Stored items from a collection:
^^^^

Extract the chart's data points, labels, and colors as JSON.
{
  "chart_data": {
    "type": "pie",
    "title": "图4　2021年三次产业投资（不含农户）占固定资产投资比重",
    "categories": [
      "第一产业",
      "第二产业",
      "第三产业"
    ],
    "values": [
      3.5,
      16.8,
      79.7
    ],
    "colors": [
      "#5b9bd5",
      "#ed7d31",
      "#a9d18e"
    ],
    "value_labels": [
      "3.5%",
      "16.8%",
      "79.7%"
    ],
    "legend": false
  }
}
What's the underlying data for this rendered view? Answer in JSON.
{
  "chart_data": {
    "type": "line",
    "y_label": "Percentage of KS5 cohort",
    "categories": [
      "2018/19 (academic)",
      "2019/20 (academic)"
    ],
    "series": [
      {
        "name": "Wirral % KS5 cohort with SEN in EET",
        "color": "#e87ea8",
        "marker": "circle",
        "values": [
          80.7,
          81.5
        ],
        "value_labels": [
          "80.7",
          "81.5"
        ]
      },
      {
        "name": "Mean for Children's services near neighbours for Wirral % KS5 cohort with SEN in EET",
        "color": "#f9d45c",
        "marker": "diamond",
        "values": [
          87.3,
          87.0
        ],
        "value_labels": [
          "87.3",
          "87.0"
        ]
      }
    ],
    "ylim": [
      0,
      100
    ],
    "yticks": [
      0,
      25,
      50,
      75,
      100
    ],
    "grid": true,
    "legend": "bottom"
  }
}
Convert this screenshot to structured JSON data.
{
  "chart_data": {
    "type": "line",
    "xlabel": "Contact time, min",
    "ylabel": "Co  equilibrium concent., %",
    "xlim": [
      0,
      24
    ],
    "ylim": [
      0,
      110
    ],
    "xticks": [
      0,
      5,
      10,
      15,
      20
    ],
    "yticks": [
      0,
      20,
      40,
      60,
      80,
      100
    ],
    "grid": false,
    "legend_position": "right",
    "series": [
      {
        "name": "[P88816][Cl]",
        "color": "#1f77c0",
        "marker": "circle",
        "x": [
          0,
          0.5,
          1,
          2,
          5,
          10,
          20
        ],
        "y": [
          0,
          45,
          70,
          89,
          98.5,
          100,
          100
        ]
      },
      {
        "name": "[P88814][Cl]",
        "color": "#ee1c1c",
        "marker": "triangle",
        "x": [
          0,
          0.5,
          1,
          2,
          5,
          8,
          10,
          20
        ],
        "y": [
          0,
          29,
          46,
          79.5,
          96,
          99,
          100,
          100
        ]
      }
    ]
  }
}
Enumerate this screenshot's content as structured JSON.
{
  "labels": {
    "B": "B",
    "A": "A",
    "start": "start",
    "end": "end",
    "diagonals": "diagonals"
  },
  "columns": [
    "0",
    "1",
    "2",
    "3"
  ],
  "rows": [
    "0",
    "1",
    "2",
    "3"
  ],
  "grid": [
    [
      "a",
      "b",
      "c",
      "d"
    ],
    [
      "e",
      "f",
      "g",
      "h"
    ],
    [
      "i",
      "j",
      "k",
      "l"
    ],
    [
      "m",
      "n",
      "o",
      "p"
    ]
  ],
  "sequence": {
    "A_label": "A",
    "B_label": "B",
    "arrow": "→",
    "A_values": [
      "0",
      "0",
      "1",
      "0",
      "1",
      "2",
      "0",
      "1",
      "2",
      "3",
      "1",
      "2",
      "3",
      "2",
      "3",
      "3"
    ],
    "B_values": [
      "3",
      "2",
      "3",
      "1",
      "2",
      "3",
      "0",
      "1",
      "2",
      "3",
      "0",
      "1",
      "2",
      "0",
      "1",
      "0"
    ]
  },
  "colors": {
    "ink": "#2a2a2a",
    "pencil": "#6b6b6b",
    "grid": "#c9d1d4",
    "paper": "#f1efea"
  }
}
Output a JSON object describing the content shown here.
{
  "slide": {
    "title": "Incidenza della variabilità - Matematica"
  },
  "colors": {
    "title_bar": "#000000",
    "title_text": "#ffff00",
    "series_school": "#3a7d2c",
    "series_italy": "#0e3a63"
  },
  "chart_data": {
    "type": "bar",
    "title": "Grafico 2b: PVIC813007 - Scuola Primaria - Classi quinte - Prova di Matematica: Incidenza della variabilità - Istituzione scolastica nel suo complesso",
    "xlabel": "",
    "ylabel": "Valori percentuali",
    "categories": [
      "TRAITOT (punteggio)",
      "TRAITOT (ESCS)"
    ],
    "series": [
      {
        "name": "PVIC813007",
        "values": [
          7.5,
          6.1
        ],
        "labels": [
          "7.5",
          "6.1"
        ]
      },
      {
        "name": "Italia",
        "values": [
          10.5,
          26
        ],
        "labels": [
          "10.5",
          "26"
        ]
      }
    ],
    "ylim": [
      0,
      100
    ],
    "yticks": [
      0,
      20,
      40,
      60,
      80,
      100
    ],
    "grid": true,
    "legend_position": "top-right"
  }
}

^^^^

| EXERCISE BRIEF |
Print only the lines from the one with "Output a JSON" to the end of the records, both included.

| ANSWER FOR THE TASK |
Output a JSON object describing the content shown here.
{
  "slide": {
    "title": "Incidenza della variabilità - Matematica"
  },
  "colors": {
    "title_bar": "#000000",
    "title_text": "#ffff00",
    "series_school": "#3a7d2c",
    "series_italy": "#0e3a63"
  },
  "chart_data": {
    "type": "bar",
    "title": "Grafico 2b: PVIC813007 - Scuola Primaria - Classi quinte - Prova di Matematica: Incidenza della variabilità - Istituzione scolastica nel suo complesso",
    "xlabel": "",
    "ylabel": "Valori percentuali",
    "categories": [
      "TRAITOT (punteggio)",
      "TRAITOT (ESCS)"
    ],
    "series": [
      {
        "name": "PVIC813007",
        "values": [
          7.5,
          6.1
        ],
        "labels": [
          "7.5",
          "6.1"
        ]
      },
      {
        "name": "Italia",
        "values": [
          10.5,
          26
        ],
        "labels": [
          "10.5",
          "26"
        ]
      }
    ],
    "ylim": [
      0,
      100
    ],
    "yticks": [
      0,
      20,
      40,
      60,
      80,
      100
    ],
    "grid": true,
    "legend_position": "top-right"
  }
}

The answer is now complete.